[Dataset rows about figures]
* start *

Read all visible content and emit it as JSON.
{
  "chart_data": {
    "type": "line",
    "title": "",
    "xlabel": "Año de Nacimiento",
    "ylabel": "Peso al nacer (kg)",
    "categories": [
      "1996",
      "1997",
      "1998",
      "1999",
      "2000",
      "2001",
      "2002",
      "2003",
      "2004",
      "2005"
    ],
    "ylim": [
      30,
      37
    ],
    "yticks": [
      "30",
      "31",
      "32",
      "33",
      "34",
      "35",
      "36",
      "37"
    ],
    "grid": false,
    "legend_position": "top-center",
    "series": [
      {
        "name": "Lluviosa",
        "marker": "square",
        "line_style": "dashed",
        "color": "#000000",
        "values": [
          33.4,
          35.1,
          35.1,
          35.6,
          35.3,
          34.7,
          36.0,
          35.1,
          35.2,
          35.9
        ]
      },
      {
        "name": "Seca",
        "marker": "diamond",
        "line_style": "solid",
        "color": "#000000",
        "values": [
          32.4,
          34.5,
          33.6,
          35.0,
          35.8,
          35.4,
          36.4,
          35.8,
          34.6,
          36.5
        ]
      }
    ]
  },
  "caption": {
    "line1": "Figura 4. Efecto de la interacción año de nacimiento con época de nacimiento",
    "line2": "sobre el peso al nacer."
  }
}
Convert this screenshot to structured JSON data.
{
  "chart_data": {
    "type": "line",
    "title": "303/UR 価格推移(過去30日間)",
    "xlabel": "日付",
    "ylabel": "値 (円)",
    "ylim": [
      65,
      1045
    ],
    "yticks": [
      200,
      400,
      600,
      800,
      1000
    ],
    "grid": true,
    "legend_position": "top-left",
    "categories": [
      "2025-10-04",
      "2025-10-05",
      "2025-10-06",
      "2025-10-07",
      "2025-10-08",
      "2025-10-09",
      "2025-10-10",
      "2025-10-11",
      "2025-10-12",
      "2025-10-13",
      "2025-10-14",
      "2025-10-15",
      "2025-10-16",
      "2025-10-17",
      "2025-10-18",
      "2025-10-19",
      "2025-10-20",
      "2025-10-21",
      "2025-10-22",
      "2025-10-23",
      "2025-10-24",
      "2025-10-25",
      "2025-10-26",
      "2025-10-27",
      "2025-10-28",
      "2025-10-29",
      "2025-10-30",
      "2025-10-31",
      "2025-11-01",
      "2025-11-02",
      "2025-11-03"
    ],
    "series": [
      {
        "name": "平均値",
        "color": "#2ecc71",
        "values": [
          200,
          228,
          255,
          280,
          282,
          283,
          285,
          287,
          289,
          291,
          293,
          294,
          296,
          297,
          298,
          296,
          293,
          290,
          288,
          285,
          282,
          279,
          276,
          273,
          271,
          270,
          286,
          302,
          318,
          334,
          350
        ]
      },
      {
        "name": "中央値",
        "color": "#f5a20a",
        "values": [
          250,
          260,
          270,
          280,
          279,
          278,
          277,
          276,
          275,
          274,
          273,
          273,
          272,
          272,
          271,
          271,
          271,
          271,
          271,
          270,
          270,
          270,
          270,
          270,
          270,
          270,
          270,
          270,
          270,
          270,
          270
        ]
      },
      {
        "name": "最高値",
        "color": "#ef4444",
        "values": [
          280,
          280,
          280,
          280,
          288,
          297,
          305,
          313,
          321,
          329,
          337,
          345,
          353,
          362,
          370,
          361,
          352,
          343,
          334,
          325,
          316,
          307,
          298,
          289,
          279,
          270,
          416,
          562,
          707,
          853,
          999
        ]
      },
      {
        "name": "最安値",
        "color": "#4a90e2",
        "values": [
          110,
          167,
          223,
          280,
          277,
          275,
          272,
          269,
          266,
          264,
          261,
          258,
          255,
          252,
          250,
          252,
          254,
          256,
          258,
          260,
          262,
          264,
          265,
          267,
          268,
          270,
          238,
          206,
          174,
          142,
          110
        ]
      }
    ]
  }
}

* end *

→ **SHORT PROBLEM**
Send back every record, precisely as written.

→ **SOLUTION FOR THIS EXERCISE**
Read all visible content and emit it as JSON.
{
  "chart_data": {
    "type": "line",
    "title": "",
    "xlabel": "Año de Nacimiento",
    "ylabel": "Peso al nacer (kg)",
    "categories": [
      "1996",
      "1997",
      "1998",
      "1999",
      "2000",
      "2001",
      "2002",
      "2003",
      "2004",
      "2005"
    ],
    "ylim": [
      30,
      37
    ],
    "yticks": [
      "30",
      "31",
      "32",
      "33",
      "34",
      "35",
      "36",
      "37"
    ],
    "grid": false,
    "legend_position": "top-center",
    "series": [
      {
        "name": "Lluviosa",
        "marker": "square",
        "line_style": "dashed",
        "color": "#000000",
        "values": [
          33.4,
          35.1,
          35.1,
          35.6,
          35.3,
          34.7,
          36.0,
          35.1,
          35.2,
          35.9
        ]
      },
      {
        "name": "Seca",
        "marker": "diamond",
        "line_style": "solid",
        "color": "#000000",
        "values": [
          32.4,
          34.5,
          33.6,
          35.0,
          35.8,
          35.4,
          36.4,
          35.8,
          34.6,
          36.5
        ]
      }
    ]
  },
  "caption": {
    "line1": "Figura 4. Efecto de la interacción año de nacimiento con época de nacimiento",
    "line2": "sobre el peso al nacer."
  }
}
Convert this screenshot to structured JSON data.
{
  "chart_data": {
    "type": "line",
    "title": "303/UR 価格推移(過去30日間)",
    "xlabel": "日付",
    "ylabel": "値 (円)",
    "ylim": [
      65,
      1045
    ],
    "yticks": [
      200,
      400,
      600,
      800,
      1000
    ],
    "grid": true,
    "legend_position": "top-left",
    "categories": [
      "2025-10-04",
      "2025-10-05",
      "2025-10-06",
      "2025-10-07",
      "2025-10-08",
      "2025-10-09",
      "2025-10-10",
      "2025-10-11",
      "2025-10-12",
      "2025-10-13",
      "2025-10-14",
      "2025-10-15",
      "2025-10-16",
      "2025-10-17",
      "2025-10-18",
      "2025-10-19",
      "2025-10-20",
      "2025-10-21",
      "2025-10-22",
      "2025-10-23",
      "2025-10-24",
      "2025-10-25",
      "2025-10-26",
      "2025-10-27",
      "2025-10-28",
      "2025-10-29",
      "2025-10-30",
      "2025-10-31",
      "2025-11-01",
      "2025-11-02",
      "2025-11-03"
    ],
    "series": [
      {
        "name": "平均値",
        "color": "#2ecc71",
        "values": [
          200,
          228,
          255,
          280,
          282,
          283,
          285,
          287,
          289,
          291,
          293,
          294,
          296,
          297,
          298,
          296,
          293,
          290,
          288,
          285,
          282,
          279,
          276,
          273,
          271,
          270,
          286,
          302,
          318,
          334,
          350
        ]
      },
      {
        "name": "中央値",
        "color": "#f5a20a",
        "values": [
          250,
          260,
          270,
          280,
          279,
          278,
          277,
          276,
          275,
          274,
          273,
          273,
          272,
          272,
          271,
          271,
          271,
          271,
          271,
          270,
          270,
          270,
          270,
          270,
          270,
          270,
          270,
          270,
          270,
          270,
          270
        ]
      },
      {
        "name": "最高値",
        "color": "#ef4444",
        "values": [
          280,
          280,
          280,
          280,
          288,
          297,
          305,
          313,
          321,
          329,
          337,
          345,
          353,
          362,
          370,
          361,
          352,
          343,
          334,
          325,
          316,
          307,
          298,
          289,
          279,
          270,
          416,
          562,
          707,
          853,
          999
        ]
      },
      {
        "name": "最安値",
        "color": "#4a90e2",
        "values": [
          110,
          167,
          223,
          280,
          277,
          275,
          272,
          269,
          266,
          264,
          261,
          258,
          255,
          252,
          250,
          252,
          254,
          256,
          258,
          260,
          262,
          264,
          265,
          267,
          268,
          270,
          238,
          206,
          174,
          142,
          110
        ]
      }
    ]
  }
}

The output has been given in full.